[Data entries]
━━━━━━━━━━

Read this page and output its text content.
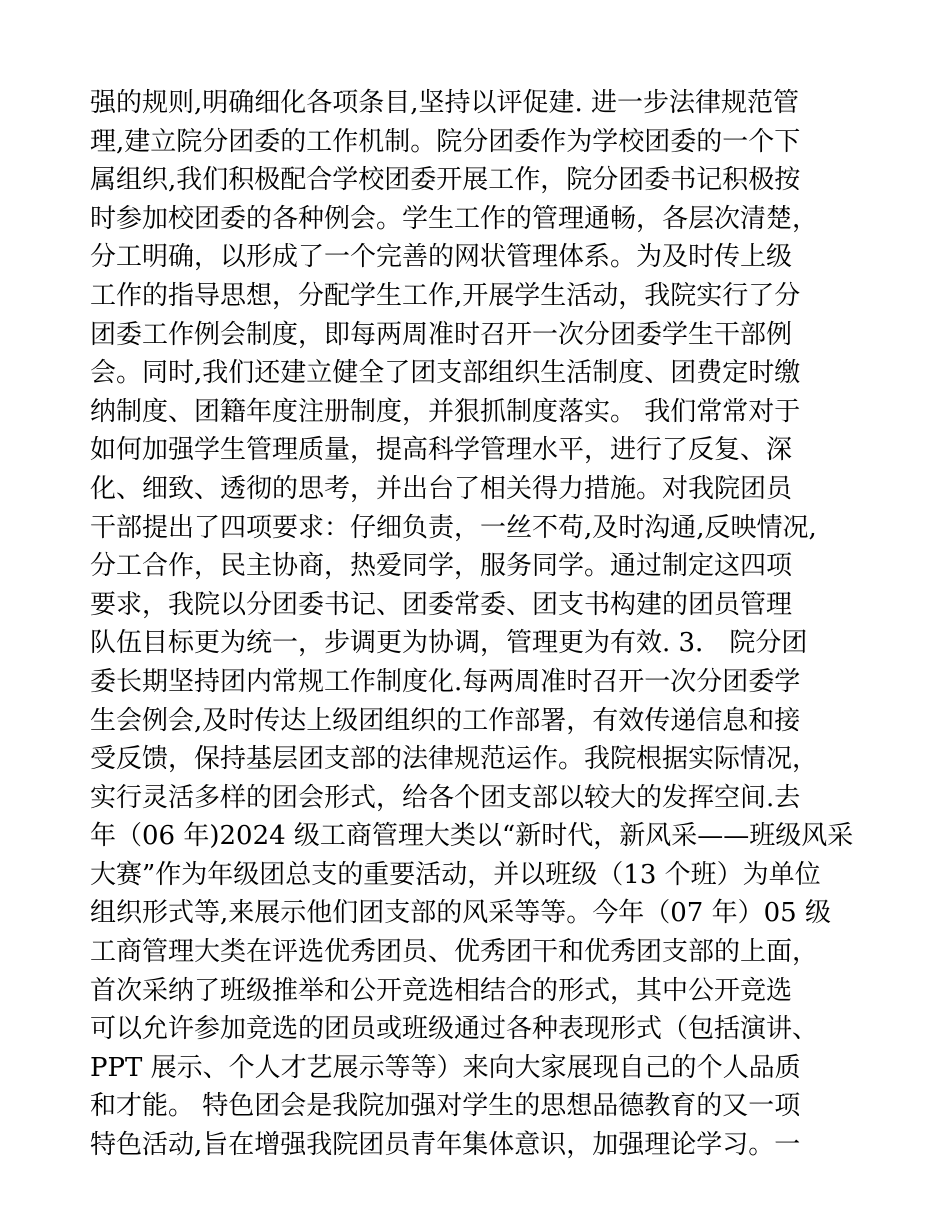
强的规则,明确细化各项条目,坚持以评促建. 进一步法律规范管
理,建立院分团委的工作机制。院分团委作为学校团委的一个下
属组织,我们积极配合学校团委开展工作，院分团委书记积极按
时参加校团委的各种例会。学生工作的管理通畅，各层次清楚，
分工明确，以形成了一个完善的网状管理体系。为及时传上级
工作的指导思想，分配学生工作,开展学生活动，我院实行了分
团委工作例会制度，即每两周准时召开一次分团委学生干部例
会。同时,我们还建立健全了团支部组织生活制度、团费定时缴
纳制度、团籍年度注册制度，并狠抓制度落实。 我们常常对于
如何加强学生管理质量，提高科学管理水平，进行了反复、深
化、细致、透彻的思考，并出台了相关得力措施。对我院团员
干部提出了四项要求：仔细负责，一丝不苟,及时沟通,反映情况,
分工合作，民主协商，热爱同学，服务同学。通过制定这四项
要求，我院以分团委书记、团委常委、团支书构建的团员管理
队伍目标更为统一，步调更为协调，管理更为有效. 3． 院分团
委长期坚持团内常规工作制度化.每两周准时召开一次分团委学
生会例会,及时传达上级团组织的工作部署，有效传递信息和接
受反馈，保持基层团支部的法律规范运作。我院根据实际情况，
实行灵活多样的团会形式，给各个团支部以较大的发挥空间.去
年（06 年)2024 级工商管理大类以“新时代，新风采——班级风采
大赛”作为年级团总支的重要活动，并以班级（13 个班）为单位
组织形式等,来展示他们团支部的风采等等。今年（07 年）05 级
工商管理大类在评选优秀团员、优秀团干和优秀团支部的上面，
首次采纳了班级推举和公开竞选相结合的形式，其中公开竞选
可以允许参加竞选的团员或班级通过各种表现形式（包括演讲、
PPT 展示、个人才艺展示等等）来向大家展现自己的个人品质
和才能。 特色团会是我院加强对学生的思想品德教育的又一项
特色活动,旨在增强我院团员青年集体意识，加强理论学习。一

━━━━━━━━━━

Task instructions: Exclude the images, then output the data above word for word.

Complete answer:
Read this page and output its text content.
强的规则,明确细化各项条目,坚持以评促建. 进一步法律规范管
理,建立院分团委的工作机制。院分团委作为学校团委的一个下
属组织,我们积极配合学校团委开展工作，院分团委书记积极按
时参加校团委的各种例会。学生工作的管理通畅，各层次清楚，
分工明确，以形成了一个完善的网状管理体系。为及时传上级
工作的指导思想，分配学生工作,开展学生活动，我院实行了分
团委工作例会制度，即每两周准时召开一次分团委学生干部例
会。同时,我们还建立健全了团支部组织生活制度、团费定时缴
纳制度、团籍年度注册制度，并狠抓制度落实。 我们常常对于
如何加强学生管理质量，提高科学管理水平，进行了反复、深
化、细致、透彻的思考，并出台了相关得力措施。对我院团员
干部提出了四项要求：仔细负责，一丝不苟,及时沟通,反映情况,
分工合作，民主协商，热爱同学，服务同学。通过制定这四项
要求，我院以分团委书记、团委常委、团支书构建的团员管理
队伍目标更为统一，步调更为协调，管理更为有效. 3． 院分团
委长期坚持团内常规工作制度化.每两周准时召开一次分团委学
生会例会,及时传达上级团组织的工作部署，有效传递信息和接
受反馈，保持基层团支部的法律规范运作。我院根据实际情况，
实行灵活多样的团会形式，给各个团支部以较大的发挥空间.去
年（06 年)2024 级工商管理大类以“新时代，新风采——班级风采
大赛”作为年级团总支的重要活动，并以班级（13 个班）为单位
组织形式等,来展示他们团支部的风采等等。今年（07 年）05 级
工商管理大类在评选优秀团员、优秀团干和优秀团支部的上面，
首次采纳了班级推举和公开竞选相结合的形式，其中公开竞选
可以允许参加竞选的团员或班级通过各种表现形式（包括演讲、
PPT 展示、个人才艺展示等等）来向大家展现自己的个人品质
和才能。 特色团会是我院加强对学生的思想品德教育的又一项
特色活动,旨在增强我院团员青年集体意识，加强理论学习。一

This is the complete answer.